─── Stored rows

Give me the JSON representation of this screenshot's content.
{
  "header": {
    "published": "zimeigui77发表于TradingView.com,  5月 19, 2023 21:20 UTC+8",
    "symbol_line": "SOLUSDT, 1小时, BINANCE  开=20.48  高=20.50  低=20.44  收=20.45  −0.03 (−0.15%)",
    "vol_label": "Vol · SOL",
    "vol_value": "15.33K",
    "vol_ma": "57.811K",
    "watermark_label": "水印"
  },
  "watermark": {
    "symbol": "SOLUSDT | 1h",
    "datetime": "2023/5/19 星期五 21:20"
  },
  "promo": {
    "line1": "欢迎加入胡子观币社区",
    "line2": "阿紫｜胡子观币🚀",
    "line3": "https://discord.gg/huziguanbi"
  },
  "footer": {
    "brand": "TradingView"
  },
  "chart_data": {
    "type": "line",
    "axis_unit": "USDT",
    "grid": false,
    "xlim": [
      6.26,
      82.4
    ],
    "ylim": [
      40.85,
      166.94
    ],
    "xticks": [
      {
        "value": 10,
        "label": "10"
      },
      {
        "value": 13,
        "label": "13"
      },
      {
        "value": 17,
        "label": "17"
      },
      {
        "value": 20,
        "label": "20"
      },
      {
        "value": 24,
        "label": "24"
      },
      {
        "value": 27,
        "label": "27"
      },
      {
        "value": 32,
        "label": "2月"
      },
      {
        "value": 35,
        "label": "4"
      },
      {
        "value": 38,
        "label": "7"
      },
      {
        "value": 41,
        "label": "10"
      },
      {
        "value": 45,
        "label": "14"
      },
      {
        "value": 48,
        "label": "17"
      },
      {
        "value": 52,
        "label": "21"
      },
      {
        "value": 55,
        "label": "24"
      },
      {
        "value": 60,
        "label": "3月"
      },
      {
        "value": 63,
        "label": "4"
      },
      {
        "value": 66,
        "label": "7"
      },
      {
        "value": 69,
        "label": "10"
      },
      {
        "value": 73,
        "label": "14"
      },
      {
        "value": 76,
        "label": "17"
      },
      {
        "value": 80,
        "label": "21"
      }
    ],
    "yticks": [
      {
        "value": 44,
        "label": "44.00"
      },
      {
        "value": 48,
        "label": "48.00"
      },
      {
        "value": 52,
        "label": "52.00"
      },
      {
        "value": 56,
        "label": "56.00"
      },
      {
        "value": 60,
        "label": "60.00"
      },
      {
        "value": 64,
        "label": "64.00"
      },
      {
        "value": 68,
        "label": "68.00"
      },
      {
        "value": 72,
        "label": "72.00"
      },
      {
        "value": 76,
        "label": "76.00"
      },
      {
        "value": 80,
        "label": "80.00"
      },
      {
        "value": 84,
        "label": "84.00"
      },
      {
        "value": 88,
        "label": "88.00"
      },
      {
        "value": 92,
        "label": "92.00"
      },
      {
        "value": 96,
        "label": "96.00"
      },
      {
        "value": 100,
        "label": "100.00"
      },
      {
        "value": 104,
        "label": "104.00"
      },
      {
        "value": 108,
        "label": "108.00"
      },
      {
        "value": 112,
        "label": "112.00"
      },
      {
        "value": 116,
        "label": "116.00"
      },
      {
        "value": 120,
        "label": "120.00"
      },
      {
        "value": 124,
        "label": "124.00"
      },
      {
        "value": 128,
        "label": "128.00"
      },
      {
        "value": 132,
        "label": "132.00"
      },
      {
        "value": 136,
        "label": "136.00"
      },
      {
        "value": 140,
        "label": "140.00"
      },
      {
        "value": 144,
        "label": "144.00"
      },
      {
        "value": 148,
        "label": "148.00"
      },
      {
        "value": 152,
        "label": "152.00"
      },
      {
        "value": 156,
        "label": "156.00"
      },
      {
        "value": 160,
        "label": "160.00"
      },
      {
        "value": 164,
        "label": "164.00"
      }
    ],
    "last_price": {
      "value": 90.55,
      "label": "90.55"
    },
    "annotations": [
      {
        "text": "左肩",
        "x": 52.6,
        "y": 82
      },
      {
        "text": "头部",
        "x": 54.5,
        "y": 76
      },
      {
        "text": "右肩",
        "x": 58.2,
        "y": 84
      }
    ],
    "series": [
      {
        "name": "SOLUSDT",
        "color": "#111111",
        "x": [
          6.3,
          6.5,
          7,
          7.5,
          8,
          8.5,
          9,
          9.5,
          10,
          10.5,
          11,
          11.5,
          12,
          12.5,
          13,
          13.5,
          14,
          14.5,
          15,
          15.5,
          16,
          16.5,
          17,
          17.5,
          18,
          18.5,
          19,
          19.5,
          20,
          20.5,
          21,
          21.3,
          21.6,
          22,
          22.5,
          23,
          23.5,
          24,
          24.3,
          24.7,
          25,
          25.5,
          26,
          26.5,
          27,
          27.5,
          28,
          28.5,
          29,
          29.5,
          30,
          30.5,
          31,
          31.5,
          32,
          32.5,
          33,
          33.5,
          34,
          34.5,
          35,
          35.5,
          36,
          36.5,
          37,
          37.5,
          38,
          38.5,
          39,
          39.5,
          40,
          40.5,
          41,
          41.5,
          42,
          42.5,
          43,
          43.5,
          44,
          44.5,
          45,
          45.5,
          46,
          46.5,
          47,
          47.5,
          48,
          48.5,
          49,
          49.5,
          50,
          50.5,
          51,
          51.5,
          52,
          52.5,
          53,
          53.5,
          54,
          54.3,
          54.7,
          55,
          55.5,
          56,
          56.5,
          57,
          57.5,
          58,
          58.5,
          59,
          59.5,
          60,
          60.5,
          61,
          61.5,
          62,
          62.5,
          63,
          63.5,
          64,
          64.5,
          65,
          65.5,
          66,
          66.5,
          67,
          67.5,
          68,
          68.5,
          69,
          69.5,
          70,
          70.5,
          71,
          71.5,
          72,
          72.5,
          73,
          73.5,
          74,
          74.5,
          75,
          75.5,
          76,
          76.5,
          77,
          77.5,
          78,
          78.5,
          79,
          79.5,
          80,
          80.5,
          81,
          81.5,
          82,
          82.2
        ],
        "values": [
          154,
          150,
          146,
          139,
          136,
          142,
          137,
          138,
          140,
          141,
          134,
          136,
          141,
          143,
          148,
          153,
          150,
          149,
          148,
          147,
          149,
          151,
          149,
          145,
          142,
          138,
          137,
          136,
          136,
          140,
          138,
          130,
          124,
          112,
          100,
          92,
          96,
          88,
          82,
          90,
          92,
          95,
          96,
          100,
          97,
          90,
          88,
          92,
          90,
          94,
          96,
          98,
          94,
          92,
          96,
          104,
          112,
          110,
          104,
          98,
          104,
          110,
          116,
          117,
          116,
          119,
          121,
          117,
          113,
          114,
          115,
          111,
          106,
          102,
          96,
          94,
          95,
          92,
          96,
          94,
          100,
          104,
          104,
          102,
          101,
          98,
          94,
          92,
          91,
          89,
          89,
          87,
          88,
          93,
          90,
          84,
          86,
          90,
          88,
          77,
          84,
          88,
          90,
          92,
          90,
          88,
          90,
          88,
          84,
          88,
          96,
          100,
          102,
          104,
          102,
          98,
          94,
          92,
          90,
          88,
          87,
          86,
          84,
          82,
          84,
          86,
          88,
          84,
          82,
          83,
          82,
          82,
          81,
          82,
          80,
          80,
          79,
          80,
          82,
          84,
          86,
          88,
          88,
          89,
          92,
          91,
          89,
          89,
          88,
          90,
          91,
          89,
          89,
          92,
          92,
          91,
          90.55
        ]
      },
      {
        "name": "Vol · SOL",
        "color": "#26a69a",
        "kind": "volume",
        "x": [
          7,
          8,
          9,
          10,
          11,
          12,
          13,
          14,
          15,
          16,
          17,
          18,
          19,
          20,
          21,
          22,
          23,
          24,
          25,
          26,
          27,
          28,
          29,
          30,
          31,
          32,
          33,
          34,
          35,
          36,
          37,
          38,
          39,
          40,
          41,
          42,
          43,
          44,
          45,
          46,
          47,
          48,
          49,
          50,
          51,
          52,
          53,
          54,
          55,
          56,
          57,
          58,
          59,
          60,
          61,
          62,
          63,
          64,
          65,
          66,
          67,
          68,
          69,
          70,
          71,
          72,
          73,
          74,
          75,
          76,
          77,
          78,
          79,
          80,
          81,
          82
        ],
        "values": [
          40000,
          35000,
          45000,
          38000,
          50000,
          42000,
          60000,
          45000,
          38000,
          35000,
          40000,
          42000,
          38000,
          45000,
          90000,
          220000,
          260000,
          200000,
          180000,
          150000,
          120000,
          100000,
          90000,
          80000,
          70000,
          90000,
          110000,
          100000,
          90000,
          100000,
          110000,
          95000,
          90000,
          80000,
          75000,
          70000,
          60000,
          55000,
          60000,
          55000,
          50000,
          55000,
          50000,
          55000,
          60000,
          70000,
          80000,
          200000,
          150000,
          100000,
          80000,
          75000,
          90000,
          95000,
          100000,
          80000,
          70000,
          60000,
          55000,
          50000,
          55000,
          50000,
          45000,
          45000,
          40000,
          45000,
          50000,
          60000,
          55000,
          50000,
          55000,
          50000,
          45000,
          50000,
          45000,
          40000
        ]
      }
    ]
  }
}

──────

Exercise goal
Note every line above where the string "SOLUSDT" shows up, and copy those lines.

Solution for this exercise
    "symbol_line": "SOLUSDT, 1小时, BINANCE  开=20.48  高=20.50  低=20.44  收=20.45  −0.03 (−0.15%)",
    "symbol": "SOLUSDT | 1h",
        "name": "SOLUSDT",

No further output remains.